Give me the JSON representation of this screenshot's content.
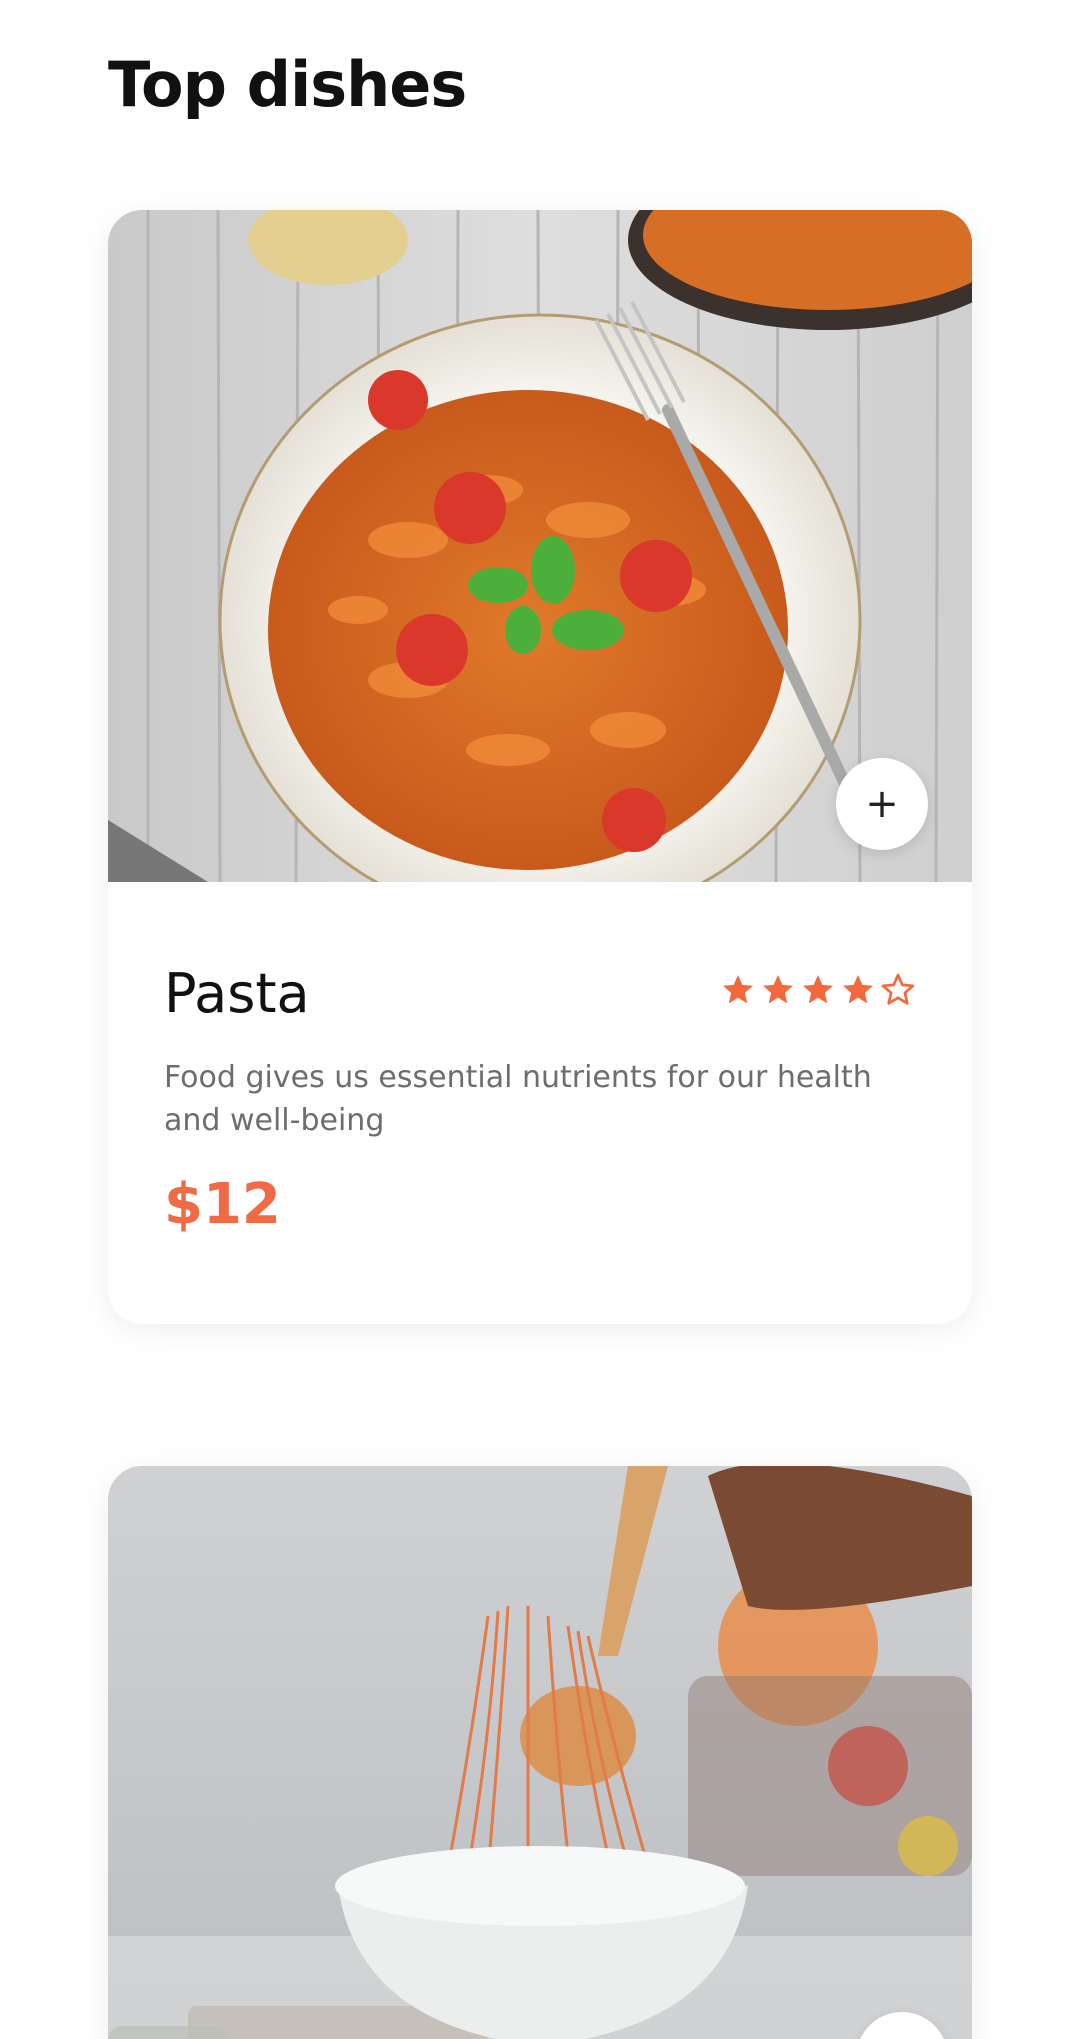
{
  "section": {
    "title": "Top dishes"
  },
  "dishes": [
    {
      "name": "Pasta",
      "rating": 4,
      "rating_max": 5,
      "description": "Food gives us essential nutrients for our health and well-being",
      "price": "$12",
      "add_label": "+"
    },
    {
      "add_label": "+"
    }
  ],
  "colors": {
    "accent": "#ef6a45",
    "star": "#f26a3c",
    "text": "#111111",
    "muted": "#6d6d6d"
  },
  "icons": {
    "add": "plus-icon",
    "star_filled": "star-filled-icon",
    "star_empty": "star-outline-icon"
  }
}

════════════════════

Given problem: Copy out each line of the listing that holds "star".

Solution to this task:
    "star": "#f26a3c",
    "star_filled": "star-filled-icon",
    "star_empty": "star-outline-icon"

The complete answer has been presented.